[Saved entries]

==================================================

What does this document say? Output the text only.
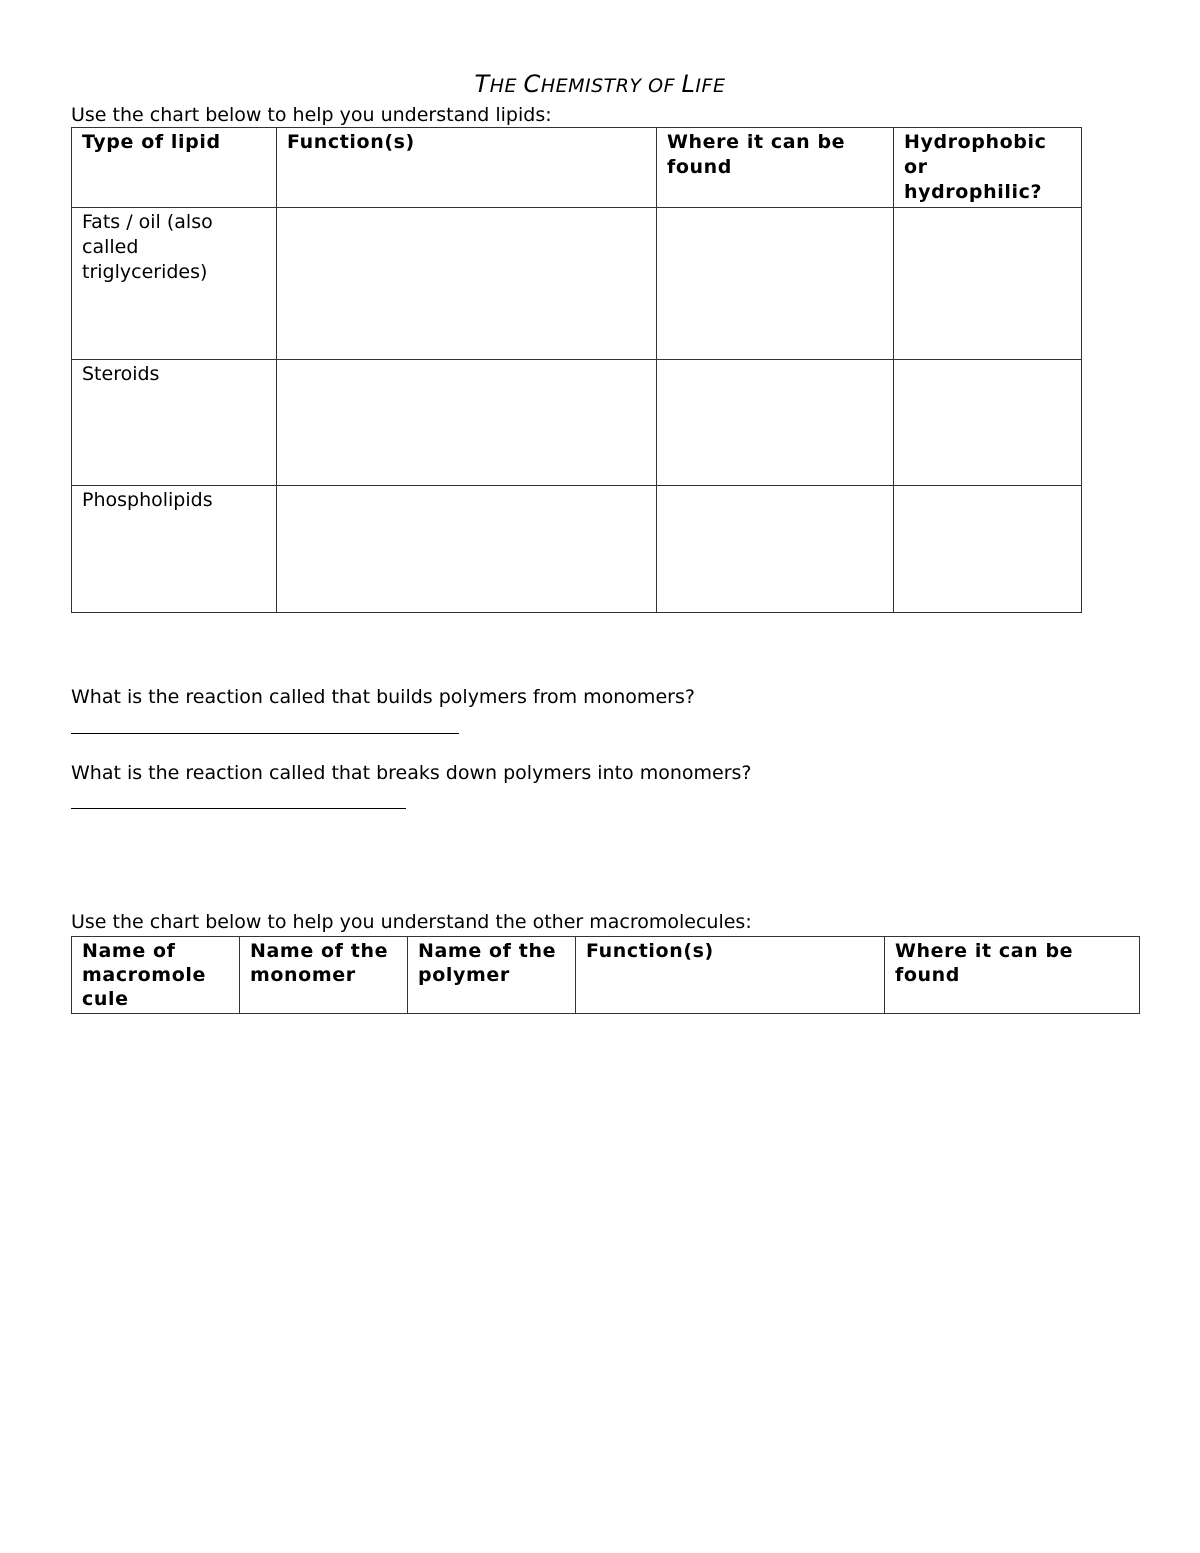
THE CHEMISTRY OF LIFE

Use the chart below to help you understand lipids:

Type of lipid	Function(s)	Where it can be found	Hydrophobic or hydrophilic?
Fats / oil (also called triglycerides)			
Steroids			
Phospholipids			

What is the reaction called that builds polymers from monomers?

What is the reaction called that breaks down polymers into monomers?

Use the chart below to help you understand the other macromolecules:

Name of macromole cule	Name of the monomer	Name of the polymer	Function(s)	Where it can be found
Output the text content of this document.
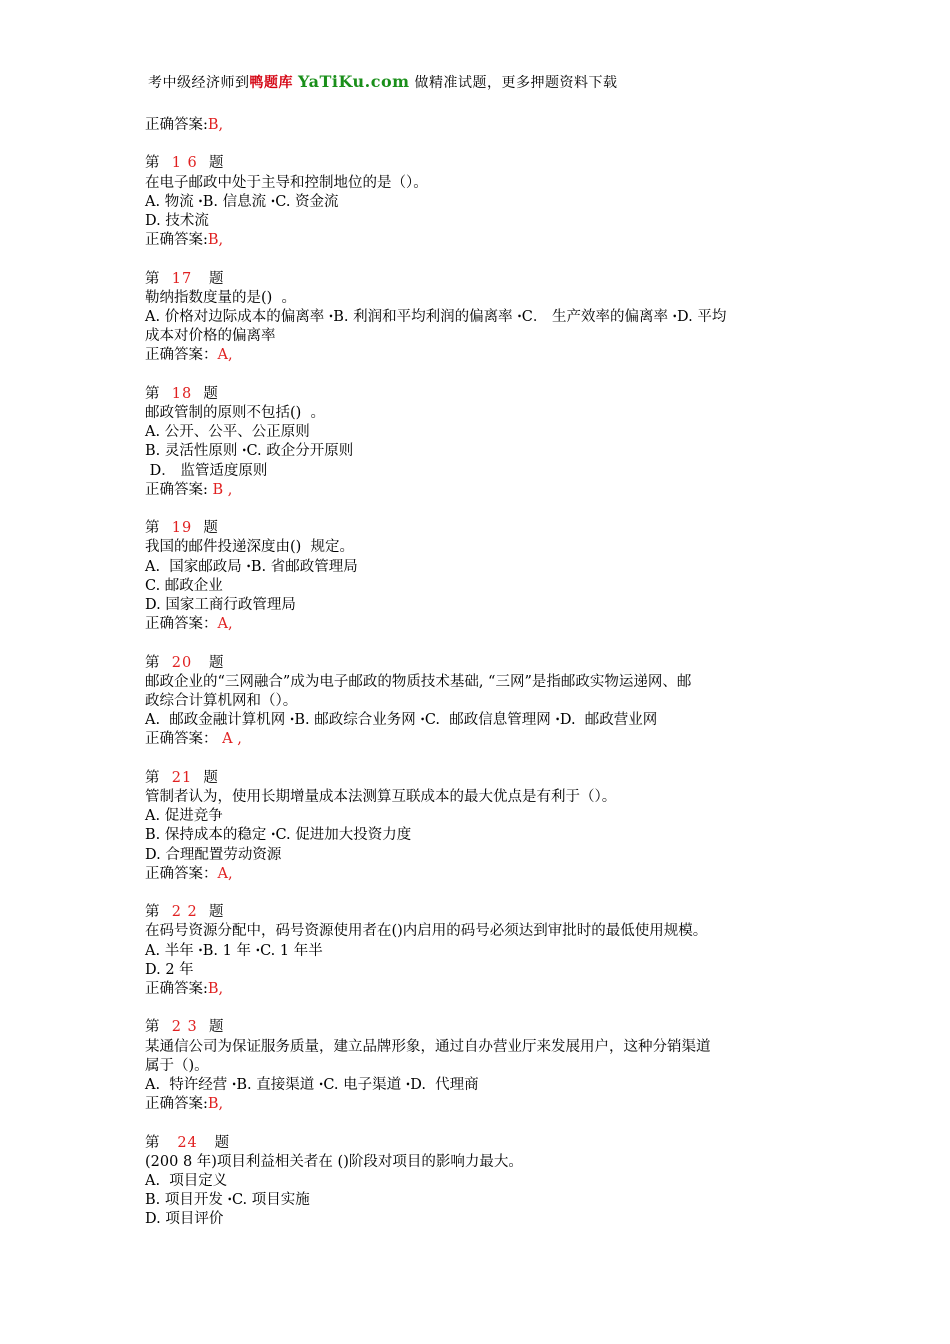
考中级经济师到鸭题库 YaTiKu.com 做精准试题，更多押题资料下载
正确答案:B,
第  1 6  题
在电子邮政中处于主导和控制地位的是（）。
A. 物流 ꞏB. 信息流 ꞏC. 资金流
D. 技术流
正确答案:B,
第  17   题
勒纳指数度量的是()  。
A. 价格对边际成本的偏离率 ꞏB. 利润和平均利润的偏离率 ꞏC． 生产效率的偏离率 ꞏD. 平均
成本对价格的偏离率
正确答案：A,
第  18  题
邮政管制的原则不包括()  。
A. 公开、公平、公正原则
B. 灵活性原则 ꞏC. 政企分开原则
D． 监管适度原则
正确答案: B ,
第  19  题
我国的邮件投递深度由()  规定。
A.  国家邮政局 ꞏB. 省邮政管理局
C. 邮政企业
D. 国家工商行政管理局
正确答案：A,
第  20   题
邮政企业的“三网融合”成为电子邮政的物质技术基础, “三网”是指邮政实物运递网、邮
政综合计算机网和（）。
A.  邮政金融计算机网 ꞏB. 邮政综合业务网 ꞏC.  邮政信息管理网 ꞏD.  邮政营业网
正确答案： A ,
第  21  题
管制者认为，使用长期增量成本法测算互联成本的最大优点是有利于（）。
A. 促进竞争
B. 保持成本的稳定 ꞏC. 促进加大投资力度
D. 合理配置劳动资源
正确答案：A,
第  2 2  题
在码号资源分配中，码号资源使用者在()内启用的码号必须达到审批时的最低使用规模。
A. 半年 ꞏB. 1 年 ꞏC. 1 年半
D. 2 年
正确答案:B,
第  2 3  题
某通信公司为保证服务质量，建立品牌形象，通过自办营业厅来发展用户，这种分销渠道
属于（)。
A.  特许经营 ꞏB. 直接渠道 ꞏC. 电子渠道 ꞏD.  代理商
正确答案:B,
第   24   题
(200 8 年)项目利益相关者在 ()阶段对项目的影响力最大。
A.  项目定义
B. 项目开发 ꞏC. 项目实施
D. 项目评价
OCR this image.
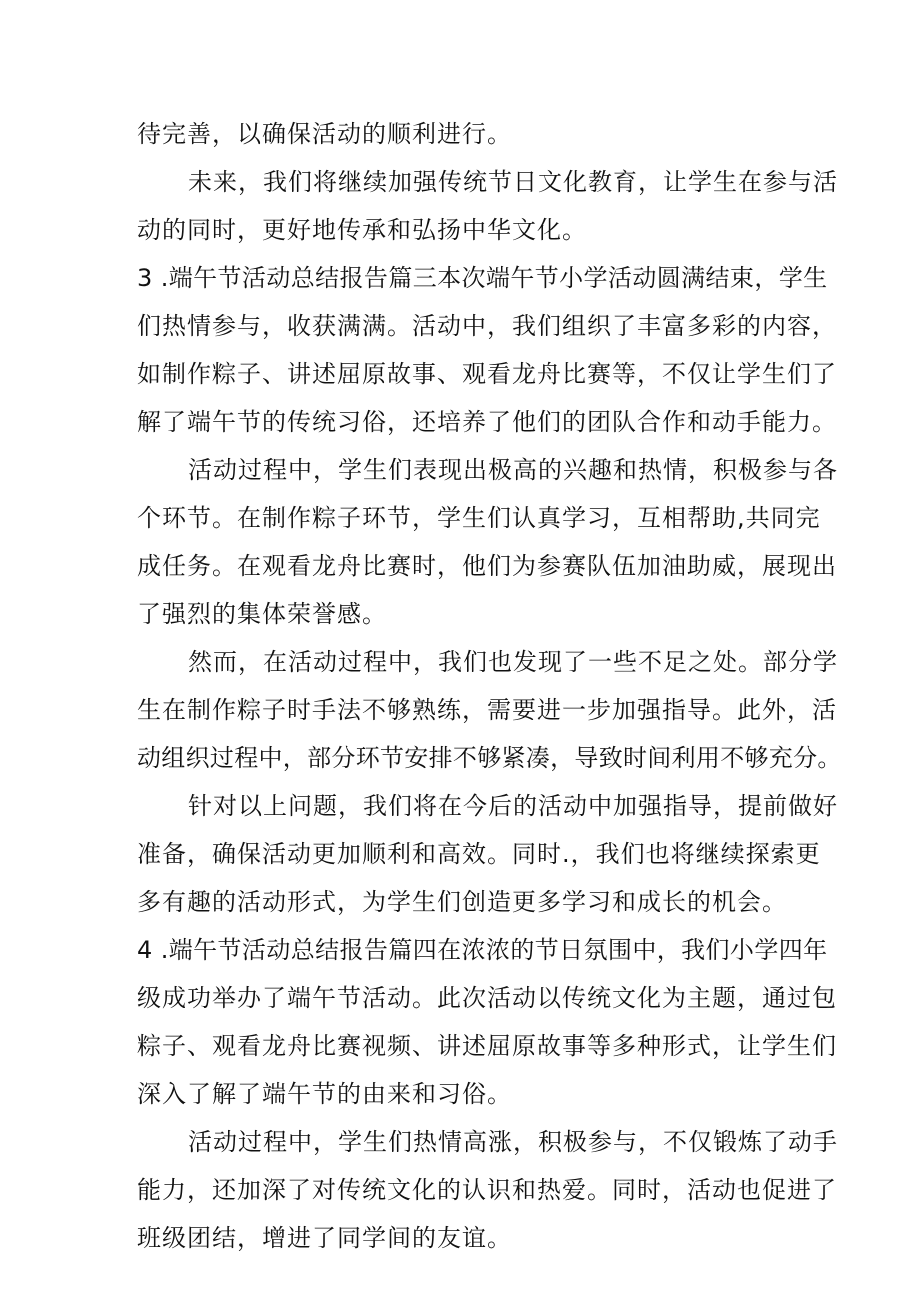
待完善，以确保活动的顺利进行。
未来，我们将继续加强传统节日文化教育，让学生在参与活
动的同时，更好地传承和弘扬中华文化。
3 .端午节活动总结报告篇三本次端午节小学活动圆满结束，学生
们热情参与，收获满满。活动中，我们组织了丰富多彩的内容，
如制作粽子、讲述屈原故事、观看龙舟比赛等，不仅让学生们了
解了端午节的传统习俗，还培养了他们的团队合作和动手能力。
活动过程中，学生们表现出极高的兴趣和热情，积极参与各
个环节。在制作粽子环节，学生们认真学习，互相帮助,共同完
成任务。在观看龙舟比赛时，他们为参赛队伍加油助威，展现出
了强烈的集体荣誉感。
然而，在活动过程中，我们也发现了一些不足之处。部分学
生在制作粽子时手法不够熟练，需要进一步加强指导。此外，活
动组织过程中，部分环节安排不够紧凑，导致时间利用不够充分。
针对以上问题，我们将在今后的活动中加强指导，提前做好
准备，确保活动更加顺利和高效。同时.，我们也将继续探索更
多有趣的活动形式，为学生们创造更多学习和成长的机会。
4 .端午节活动总结报告篇四在浓浓的节日氛围中，我们小学四年
级成功举办了端午节活动。此次活动以传统文化为主题，通过包
粽子、观看龙舟比赛视频、讲述屈原故事等多种形式，让学生们
深入了解了端午节的由来和习俗。
活动过程中，学生们热情高涨，积极参与，不仅锻炼了动手
能力，还加深了对传统文化的认识和热爱。同时，活动也促进了
班级团结，增进了同学间的友谊。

==================================================

REQUIRED WORK - From the material above, count the lines that include "found" and give only the total.

FINAL ANSWER - 2